* **EXCERPTED TEXT**
|---|
Harassment Attorneys in New Jersey

Oftentimes, innocent people are accused of harassment by hostile family members, spouses, or even angry neighbors.

Regardless of whether you are innocent, or knowingly, or unknowingly violated the law, you need a skilled attorney who will take the time and effort to review your case, examine the evidence, and aggressively refute false accusations. The prosecutor’s job is to prove the elements of harassment existed; as defense attorneys, our job is to prove they did not, or to have charges reduced, and to defend against unfair or unnecessary restraining orders.

732-333-3011 We’ll review your case at no charge to you.

Under New Jersey’s criminal code, harassment is a crime charged as a petty disorderly persons offense. However, charges can be greater under certain circumstances: a person commits a crime of the fourth degree if, in committing an offense of harassment, he/she was serving a term of imprisonment or was on parole or probation as the result of a conviction of any indictable offense under the laws of this State, any other state or the United States.

While motives may vary, from attempting to strengthen child custody case or divorce proceedings, to revenge or even a simple case of misunderstanding, charges of harassment are serious.

Important Elements of Proving Harassment

Intent: Simply annoying someone unintentionally is not harassment. The “communications” must be shown to have taken place for the purpose of harassing another person(s.)

Communication: It is important to understand “communication” includes, phone calls, voice mails, emails, text messages, face-to-face conversations, and letters. You do not have to have made the communications yourself; if you had someone else harass another person on your behalf, you may also be found guilty of harassment.

In general, in order to obtain a conviction, the prosecutor must show that a defendant committed a petty disorderly persons offense if, with purpose to harass another, he:

  • Made, or caused to be made, a communication or communications anonymously or at extremely inconvenient hours, or in offensively coarse language, or any other manner likely to cause annoyance or alarm
  • Subjected another individual to striking, kicking, shoving, or other offensive touching, or threatened to do so
  • Engaged in any other course of alarming conduct or of repeatedly committed acts with purpose to alarm or seriously annoy such other person

Penalties for Conviction on Charges of Harassment

You may be required to pay a fine (up to $500), pay restitution to the victim, and could be subject to loss of driving privileges, and probation. Additionally:

  • Petty Disorderly Persons Offense: If convicted of harassment as a petty disorderly persons offense you can receive a maximum jail sentence of up to 30 days.
  • 4th Degree Offense: If you are convicted of harassment as a fourth degree offense you may be sentenced to up to 18 months in jail.

Either way, if convicted of harassment it will appear on your criminal record.
|---|
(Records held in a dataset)
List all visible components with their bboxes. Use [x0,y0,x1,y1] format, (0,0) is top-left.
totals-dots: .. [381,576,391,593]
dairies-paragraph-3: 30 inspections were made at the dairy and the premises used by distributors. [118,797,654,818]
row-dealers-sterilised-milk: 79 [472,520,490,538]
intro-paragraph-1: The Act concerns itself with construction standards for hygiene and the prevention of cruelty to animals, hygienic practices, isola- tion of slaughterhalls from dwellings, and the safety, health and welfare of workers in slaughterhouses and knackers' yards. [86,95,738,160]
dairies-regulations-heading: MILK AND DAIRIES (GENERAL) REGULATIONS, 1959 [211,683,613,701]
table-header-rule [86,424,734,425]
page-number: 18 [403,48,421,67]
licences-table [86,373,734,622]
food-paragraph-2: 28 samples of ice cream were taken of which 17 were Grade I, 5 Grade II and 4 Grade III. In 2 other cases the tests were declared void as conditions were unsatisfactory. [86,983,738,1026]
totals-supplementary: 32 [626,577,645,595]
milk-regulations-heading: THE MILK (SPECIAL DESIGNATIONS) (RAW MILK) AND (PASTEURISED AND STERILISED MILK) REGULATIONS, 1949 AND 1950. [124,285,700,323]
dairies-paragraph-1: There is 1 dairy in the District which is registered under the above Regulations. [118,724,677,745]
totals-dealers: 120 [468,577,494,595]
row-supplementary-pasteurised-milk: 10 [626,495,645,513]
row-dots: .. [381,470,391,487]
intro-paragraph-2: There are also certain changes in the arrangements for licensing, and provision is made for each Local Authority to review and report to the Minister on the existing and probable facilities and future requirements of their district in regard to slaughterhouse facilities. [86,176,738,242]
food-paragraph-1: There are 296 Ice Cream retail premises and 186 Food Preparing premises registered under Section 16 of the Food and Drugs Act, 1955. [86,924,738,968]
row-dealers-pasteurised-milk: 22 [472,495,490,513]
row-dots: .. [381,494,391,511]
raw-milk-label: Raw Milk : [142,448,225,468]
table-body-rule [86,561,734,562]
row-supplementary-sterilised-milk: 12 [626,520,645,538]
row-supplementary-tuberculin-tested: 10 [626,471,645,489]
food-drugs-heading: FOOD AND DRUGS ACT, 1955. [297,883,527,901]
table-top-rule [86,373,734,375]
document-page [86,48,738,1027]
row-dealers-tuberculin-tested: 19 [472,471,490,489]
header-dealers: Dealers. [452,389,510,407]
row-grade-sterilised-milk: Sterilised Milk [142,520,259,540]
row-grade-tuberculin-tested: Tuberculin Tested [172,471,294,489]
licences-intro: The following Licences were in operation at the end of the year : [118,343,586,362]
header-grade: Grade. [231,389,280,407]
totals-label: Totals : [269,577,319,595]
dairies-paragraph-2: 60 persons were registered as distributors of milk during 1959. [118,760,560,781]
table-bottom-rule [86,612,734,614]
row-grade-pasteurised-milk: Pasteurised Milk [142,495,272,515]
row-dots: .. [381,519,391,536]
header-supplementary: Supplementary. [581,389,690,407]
|---|
* **WORK TO COMPLETE**
**A)** Answer these questions from the harassment text:
(i) What is the maximum fine mentioned for a harassment conviction?
(ii) Up to how long can a jail sentence be for harassment convicted as a fourth degree offense?
(iii) What phone number is given for a free case review?
**B)** Rename "neighbors" as "coworkers" and write out that part of the harassment text, starting at the words "Harassment Attorneys in" and ending after "unnecessary restraining orders.".
Answer from the harassment text alone.

* **TASK-BY-TASK OUTPUTS**
**A)**
(i) Up to $500.
(ii) Up to 18 months.
(iii) 732-333-3011.

**B)**
Harassment Attorneys in New Jersey

Oftentimes, innocent people are accused of harassment by hostile family members, spouses, or even angry coworkers.

Regardless of whether you are innocent, or knowingly, or unknowingly violated the law, you need a skilled attorney who will take the time and effort to review your case, examine the evidence, and aggressively refute false accusations. The prosecutor’s job is to prove the elements of harassment existed; as defense attorneys, our job is to prove they did not, or to have charges reduced, and to defend against unfair or unnecessary restraining orders.